— Stated problem —
Output an exact reproduction of the data.
--- start Dataset extract ---
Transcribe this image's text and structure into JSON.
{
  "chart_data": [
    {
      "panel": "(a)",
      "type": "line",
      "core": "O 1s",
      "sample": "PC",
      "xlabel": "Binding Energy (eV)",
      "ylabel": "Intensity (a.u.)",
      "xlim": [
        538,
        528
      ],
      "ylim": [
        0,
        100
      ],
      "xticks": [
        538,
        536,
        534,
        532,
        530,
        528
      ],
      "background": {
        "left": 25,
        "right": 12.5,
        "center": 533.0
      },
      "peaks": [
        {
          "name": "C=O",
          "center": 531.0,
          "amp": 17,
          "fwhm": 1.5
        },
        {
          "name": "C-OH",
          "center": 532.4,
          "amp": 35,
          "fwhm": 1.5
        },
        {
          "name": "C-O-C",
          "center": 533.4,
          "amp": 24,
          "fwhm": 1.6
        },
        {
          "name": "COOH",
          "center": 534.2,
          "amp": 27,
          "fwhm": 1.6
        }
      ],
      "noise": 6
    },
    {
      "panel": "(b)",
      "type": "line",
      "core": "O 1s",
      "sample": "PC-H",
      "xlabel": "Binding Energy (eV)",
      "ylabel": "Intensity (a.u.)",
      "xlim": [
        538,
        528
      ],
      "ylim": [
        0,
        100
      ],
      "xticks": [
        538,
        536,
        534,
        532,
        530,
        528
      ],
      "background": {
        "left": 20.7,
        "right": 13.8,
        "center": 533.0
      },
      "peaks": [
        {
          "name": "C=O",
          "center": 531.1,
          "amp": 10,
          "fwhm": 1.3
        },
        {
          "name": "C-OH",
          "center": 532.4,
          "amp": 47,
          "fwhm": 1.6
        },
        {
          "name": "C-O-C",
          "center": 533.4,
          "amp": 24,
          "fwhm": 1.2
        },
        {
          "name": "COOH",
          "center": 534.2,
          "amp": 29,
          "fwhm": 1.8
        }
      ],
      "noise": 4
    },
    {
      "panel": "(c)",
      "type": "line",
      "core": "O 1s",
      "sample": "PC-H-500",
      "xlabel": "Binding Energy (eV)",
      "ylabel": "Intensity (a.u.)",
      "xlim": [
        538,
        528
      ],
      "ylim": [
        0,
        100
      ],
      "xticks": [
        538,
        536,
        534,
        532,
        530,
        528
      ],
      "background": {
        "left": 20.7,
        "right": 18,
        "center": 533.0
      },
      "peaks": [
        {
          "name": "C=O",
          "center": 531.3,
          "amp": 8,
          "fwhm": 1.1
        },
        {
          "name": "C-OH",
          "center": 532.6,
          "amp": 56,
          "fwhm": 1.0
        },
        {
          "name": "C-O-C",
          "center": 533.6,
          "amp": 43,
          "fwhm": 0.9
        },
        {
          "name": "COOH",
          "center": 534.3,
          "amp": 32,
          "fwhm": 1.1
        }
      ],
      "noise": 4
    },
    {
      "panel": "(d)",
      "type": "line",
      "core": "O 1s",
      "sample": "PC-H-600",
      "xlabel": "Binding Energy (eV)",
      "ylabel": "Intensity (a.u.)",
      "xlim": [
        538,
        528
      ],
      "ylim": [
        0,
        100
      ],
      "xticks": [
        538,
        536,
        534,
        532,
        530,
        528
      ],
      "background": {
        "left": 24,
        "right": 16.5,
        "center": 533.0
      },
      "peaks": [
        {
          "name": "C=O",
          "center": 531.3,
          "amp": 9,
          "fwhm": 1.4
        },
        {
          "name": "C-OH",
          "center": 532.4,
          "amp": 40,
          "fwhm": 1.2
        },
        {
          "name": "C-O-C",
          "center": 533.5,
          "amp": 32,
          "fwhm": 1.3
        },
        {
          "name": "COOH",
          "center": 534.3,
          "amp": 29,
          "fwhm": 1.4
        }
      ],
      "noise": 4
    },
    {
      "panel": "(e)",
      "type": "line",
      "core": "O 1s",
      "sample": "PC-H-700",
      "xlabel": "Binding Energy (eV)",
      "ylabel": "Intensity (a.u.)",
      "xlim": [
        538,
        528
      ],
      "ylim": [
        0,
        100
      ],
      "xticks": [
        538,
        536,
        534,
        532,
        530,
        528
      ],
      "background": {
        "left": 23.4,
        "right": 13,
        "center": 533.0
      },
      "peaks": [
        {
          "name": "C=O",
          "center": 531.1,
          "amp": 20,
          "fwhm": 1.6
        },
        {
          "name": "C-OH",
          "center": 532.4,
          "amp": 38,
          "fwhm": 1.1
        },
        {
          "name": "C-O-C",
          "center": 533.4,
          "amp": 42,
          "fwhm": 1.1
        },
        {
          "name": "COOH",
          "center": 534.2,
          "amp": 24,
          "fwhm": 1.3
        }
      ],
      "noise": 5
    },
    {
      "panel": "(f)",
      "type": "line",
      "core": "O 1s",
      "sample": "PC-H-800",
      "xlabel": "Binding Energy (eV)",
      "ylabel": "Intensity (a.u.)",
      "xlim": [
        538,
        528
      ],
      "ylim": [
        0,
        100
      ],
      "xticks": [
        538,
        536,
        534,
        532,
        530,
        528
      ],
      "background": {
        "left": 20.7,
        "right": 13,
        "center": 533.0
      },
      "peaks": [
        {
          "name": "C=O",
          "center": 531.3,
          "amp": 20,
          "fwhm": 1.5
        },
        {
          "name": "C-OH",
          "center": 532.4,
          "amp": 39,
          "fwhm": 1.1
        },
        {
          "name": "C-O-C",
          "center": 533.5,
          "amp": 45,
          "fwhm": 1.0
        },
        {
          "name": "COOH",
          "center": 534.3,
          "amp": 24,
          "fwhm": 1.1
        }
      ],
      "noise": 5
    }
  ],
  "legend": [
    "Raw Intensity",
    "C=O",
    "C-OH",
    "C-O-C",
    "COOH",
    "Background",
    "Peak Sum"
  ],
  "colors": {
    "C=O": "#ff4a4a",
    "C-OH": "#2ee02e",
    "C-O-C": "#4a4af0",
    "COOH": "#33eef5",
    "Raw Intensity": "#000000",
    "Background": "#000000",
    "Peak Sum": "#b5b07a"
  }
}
--- end Dataset extract ---
— Answer below —
Transcribe this image's text and structure into JSON.
{
  "chart_data": [
    {
      "panel": "(a)",
      "type": "line",
      "core": "O 1s",
      "sample": "PC",
      "xlabel": "Binding Energy (eV)",
      "ylabel": "Intensity (a.u.)",
      "xlim": [
        538,
        528
      ],
      "ylim": [
        0,
        100
      ],
      "xticks": [
        538,
        536,
        534,
        532,
        530,
        528
      ],
      "background": {
        "left": 25,
        "right": 12.5,
        "center": 533.0
      },
      "peaks": [
        {
          "name": "C=O",
          "center": 531.0,
          "amp": 17,
          "fwhm": 1.5
        },
        {
          "name": "C-OH",
          "center": 532.4,
          "amp": 35,
          "fwhm": 1.5
        },
        {
          "name": "C-O-C",
          "center": 533.4,
          "amp": 24,
          "fwhm": 1.6
        },
        {
          "name": "COOH",
          "center": 534.2,
          "amp": 27,
          "fwhm": 1.6
        }
      ],
      "noise": 6
    },
    {
      "panel": "(b)",
      "type": "line",
      "core": "O 1s",
      "sample": "PC-H",
      "xlabel": "Binding Energy (eV)",
      "ylabel": "Intensity (a.u.)",
      "xlim": [
        538,
        528
      ],
      "ylim": [
        0,
        100
      ],
      "xticks": [
        538,
        536,
        534,
        532,
        530,
        528
      ],
      "background": {
        "left": 20.7,
        "right": 13.8,
        "center": 533.0
      },
      "peaks": [
        {
          "name": "C=O",
          "center": 531.1,
          "amp": 10,
          "fwhm": 1.3
        },
        {
          "name": "C-OH",
          "center": 532.4,
          "amp": 47,
          "fwhm": 1.6
        },
        {
          "name": "C-O-C",
          "center": 533.4,
          "amp": 24,
          "fwhm": 1.2
        },
        {
          "name": "COOH",
          "center": 534.2,
          "amp": 29,
          "fwhm": 1.8
        }
      ],
      "noise": 4
    },
    {
      "panel": "(c)",
      "type": "line",
      "core": "O 1s",
      "sample": "PC-H-500",
      "xlabel": "Binding Energy (eV)",
      "ylabel": "Intensity (a.u.)",
      "xlim": [
        538,
        528
      ],
      "ylim": [
        0,
        100
      ],
      "xticks": [
        538,
        536,
        534,
        532,
        530,
        528
      ],
      "background": {
        "left": 20.7,
        "right": 18,
        "center": 533.0
      },
      "peaks": [
        {
          "name": "C=O",
          "center": 531.3,
          "amp": 8,
          "fwhm": 1.1
        },
        {
          "name": "C-OH",
          "center": 532.6,
          "amp": 56,
          "fwhm": 1.0
        },
        {
          "name": "C-O-C",
          "center": 533.6,
          "amp": 43,
          "fwhm": 0.9
        },
        {
          "name": "COOH",
          "center": 534.3,
          "amp": 32,
          "fwhm": 1.1
        }
      ],
      "noise": 4
    },
    {
      "panel": "(d)",
      "type": "line",
      "core": "O 1s",
      "sample": "PC-H-600",
      "xlabel": "Binding Energy (eV)",
      "ylabel": "Intensity (a.u.)",
      "xlim": [
        538,
        528
      ],
      "ylim": [
        0,
        100
      ],
      "xticks": [
        538,
        536,
        534,
        532,
        530,
        528
      ],
      "background": {
        "left": 24,
        "right": 16.5,
        "center": 533.0
      },
      "peaks": [
        {
          "name": "C=O",
          "center": 531.3,
          "amp": 9,
          "fwhm": 1.4
        },
        {
          "name": "C-OH",
          "center": 532.4,
          "amp": 40,
          "fwhm": 1.2
        },
        {
          "name": "C-O-C",
          "center": 533.5,
          "amp": 32,
          "fwhm": 1.3
        },
        {
          "name": "COOH",
          "center": 534.3,
          "amp": 29,
          "fwhm": 1.4
        }
      ],
      "noise": 4
    },
    {
      "panel": "(e)",
      "type": "line",
      "core": "O 1s",
      "sample": "PC-H-700",
      "xlabel": "Binding Energy (eV)",
      "ylabel": "Intensity (a.u.)",
      "xlim": [
        538,
        528
      ],
      "ylim": [
        0,
        100
      ],
      "xticks": [
        538,
        536,
        534,
        532,
        530,
        528
      ],
      "background": {
        "left": 23.4,
        "right": 13,
        "center": 533.0
      },
      "peaks": [
        {
          "name": "C=O",
          "center": 531.1,
          "amp": 20,
          "fwhm": 1.6
        },
        {
          "name": "C-OH",
          "center": 532.4,
          "amp": 38,
          "fwhm": 1.1
        },
        {
          "name": "C-O-C",
          "center": 533.4,
          "amp": 42,
          "fwhm": 1.1
        },
        {
          "name": "COOH",
          "center": 534.2,
          "amp": 24,
          "fwhm": 1.3
        }
      ],
      "noise": 5
    },
    {
      "panel": "(f)",
      "type": "line",
      "core": "O 1s",
      "sample": "PC-H-800",
      "xlabel": "Binding Energy (eV)",
      "ylabel": "Intensity (a.u.)",
      "xlim": [
        538,
        528
      ],
      "ylim": [
        0,
        100
      ],
      "xticks": [
        538,
        536,
        534,
        532,
        530,
        528
      ],
      "background": {
        "left": 20.7,
        "right": 13,
        "center": 533.0
      },
      "peaks": [
        {
          "name": "C=O",
          "center": 531.3,
          "amp": 20,
          "fwhm": 1.5
        },
        {
          "name": "C-OH",
          "center": 532.4,
          "amp": 39,
          "fwhm": 1.1
        },
        {
          "name": "C-O-C",
          "center": 533.5,
          "amp": 45,
          "fwhm": 1.0
        },
        {
          "name": "COOH",
          "center": 534.3,
          "amp": 24,
          "fwhm": 1.1
        }
      ],
      "noise": 5
    }
  ],
  "legend": [
    "Raw Intensity",
    "C=O",
    "C-OH",
    "C-O-C",
    "COOH",
    "Background",
    "Peak Sum"
  ],
  "colors": {
    "C=O": "#ff4a4a",
    "C-OH": "#2ee02e",
    "C-O-C": "#4a4af0",
    "COOH": "#33eef5",
    "Raw Intensity": "#000000",
    "Background": "#000000",
    "Peak Sum": "#b5b07a"
  }
}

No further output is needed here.